Records for the task>
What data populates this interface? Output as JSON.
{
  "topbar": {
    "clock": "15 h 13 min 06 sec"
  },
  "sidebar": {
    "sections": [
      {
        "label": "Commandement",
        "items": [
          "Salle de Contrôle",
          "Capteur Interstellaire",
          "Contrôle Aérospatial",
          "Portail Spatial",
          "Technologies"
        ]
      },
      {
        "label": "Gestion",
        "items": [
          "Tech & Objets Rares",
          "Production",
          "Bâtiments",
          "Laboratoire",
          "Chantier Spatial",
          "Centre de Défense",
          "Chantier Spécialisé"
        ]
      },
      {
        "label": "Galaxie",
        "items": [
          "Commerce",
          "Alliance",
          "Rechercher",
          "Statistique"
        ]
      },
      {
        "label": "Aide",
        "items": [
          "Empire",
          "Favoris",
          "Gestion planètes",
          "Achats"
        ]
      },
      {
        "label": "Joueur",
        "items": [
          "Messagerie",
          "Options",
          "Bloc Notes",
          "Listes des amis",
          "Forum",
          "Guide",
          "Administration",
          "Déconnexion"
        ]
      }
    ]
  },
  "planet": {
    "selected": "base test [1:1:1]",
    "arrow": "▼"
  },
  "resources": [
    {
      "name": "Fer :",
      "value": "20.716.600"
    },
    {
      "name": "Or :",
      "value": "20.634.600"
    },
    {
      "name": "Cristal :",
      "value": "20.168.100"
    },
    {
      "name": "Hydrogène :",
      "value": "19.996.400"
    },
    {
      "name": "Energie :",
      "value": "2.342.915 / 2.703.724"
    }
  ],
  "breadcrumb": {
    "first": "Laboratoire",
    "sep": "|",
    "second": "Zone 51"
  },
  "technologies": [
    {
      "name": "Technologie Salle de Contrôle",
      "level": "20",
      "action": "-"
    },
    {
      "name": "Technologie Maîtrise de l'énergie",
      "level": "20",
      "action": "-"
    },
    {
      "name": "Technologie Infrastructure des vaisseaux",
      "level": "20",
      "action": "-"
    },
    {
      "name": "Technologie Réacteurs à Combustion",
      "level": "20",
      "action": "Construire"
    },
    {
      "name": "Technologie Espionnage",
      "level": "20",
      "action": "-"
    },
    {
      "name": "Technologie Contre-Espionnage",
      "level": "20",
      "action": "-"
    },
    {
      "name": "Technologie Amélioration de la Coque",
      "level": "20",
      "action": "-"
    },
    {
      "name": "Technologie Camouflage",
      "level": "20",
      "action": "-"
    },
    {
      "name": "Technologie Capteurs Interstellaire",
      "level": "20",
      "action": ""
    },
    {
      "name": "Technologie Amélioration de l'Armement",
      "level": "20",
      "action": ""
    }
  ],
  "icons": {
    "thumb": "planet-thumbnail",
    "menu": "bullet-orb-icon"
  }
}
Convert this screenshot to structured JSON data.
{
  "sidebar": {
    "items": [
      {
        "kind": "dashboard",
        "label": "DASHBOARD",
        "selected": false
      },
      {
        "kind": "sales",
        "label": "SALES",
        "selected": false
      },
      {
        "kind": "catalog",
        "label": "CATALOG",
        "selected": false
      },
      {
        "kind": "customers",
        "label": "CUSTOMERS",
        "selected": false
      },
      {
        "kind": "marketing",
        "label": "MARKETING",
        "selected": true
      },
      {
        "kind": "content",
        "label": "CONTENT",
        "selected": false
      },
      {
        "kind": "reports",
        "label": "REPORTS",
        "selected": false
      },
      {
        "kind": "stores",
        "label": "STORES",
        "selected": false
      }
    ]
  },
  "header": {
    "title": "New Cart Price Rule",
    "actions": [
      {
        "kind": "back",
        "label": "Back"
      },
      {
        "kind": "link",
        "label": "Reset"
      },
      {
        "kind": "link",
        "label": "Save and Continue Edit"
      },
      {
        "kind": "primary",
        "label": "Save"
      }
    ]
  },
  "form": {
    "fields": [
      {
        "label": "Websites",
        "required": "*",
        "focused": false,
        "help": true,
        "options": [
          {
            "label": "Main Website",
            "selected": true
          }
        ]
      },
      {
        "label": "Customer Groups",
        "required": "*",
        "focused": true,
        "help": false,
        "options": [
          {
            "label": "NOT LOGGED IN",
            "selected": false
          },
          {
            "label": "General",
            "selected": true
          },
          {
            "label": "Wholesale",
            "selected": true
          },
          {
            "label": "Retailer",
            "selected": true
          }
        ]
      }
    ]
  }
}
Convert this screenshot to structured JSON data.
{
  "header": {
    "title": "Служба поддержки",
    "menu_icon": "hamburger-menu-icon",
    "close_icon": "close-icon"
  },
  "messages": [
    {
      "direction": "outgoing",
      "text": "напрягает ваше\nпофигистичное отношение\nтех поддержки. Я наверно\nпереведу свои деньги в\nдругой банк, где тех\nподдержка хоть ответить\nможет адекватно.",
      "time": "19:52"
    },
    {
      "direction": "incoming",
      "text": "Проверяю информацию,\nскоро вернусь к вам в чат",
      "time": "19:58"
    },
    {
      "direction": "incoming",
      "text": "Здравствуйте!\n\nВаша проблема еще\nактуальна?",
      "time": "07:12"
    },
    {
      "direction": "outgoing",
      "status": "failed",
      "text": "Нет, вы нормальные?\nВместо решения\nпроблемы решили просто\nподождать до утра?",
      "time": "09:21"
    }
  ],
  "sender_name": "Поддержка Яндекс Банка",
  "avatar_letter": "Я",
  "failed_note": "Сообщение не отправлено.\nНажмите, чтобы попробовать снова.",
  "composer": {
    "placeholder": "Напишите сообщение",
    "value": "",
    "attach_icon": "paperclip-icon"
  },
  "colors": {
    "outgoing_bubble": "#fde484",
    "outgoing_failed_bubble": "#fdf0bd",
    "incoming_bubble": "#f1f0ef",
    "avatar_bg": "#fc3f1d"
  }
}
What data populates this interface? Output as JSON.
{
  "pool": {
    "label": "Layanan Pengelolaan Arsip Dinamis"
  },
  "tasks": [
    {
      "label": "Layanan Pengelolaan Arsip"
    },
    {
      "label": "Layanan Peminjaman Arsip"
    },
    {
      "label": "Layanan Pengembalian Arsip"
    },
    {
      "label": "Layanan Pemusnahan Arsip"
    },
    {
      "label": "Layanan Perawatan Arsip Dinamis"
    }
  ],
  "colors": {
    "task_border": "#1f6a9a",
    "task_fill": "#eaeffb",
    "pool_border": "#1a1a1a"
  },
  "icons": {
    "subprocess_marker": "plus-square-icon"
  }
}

The exercise>
Return each line that includes "поддержки".

Reply to the exercise>
    "title": "Служба поддержки",
      "text": "напрягает ваше\nпофигистичное отношение\nтех поддержки. Я наверно\nпереведу свои деньги в\nдругой банк, где тех\nподдержка хоть ответить\nможет адекватно.",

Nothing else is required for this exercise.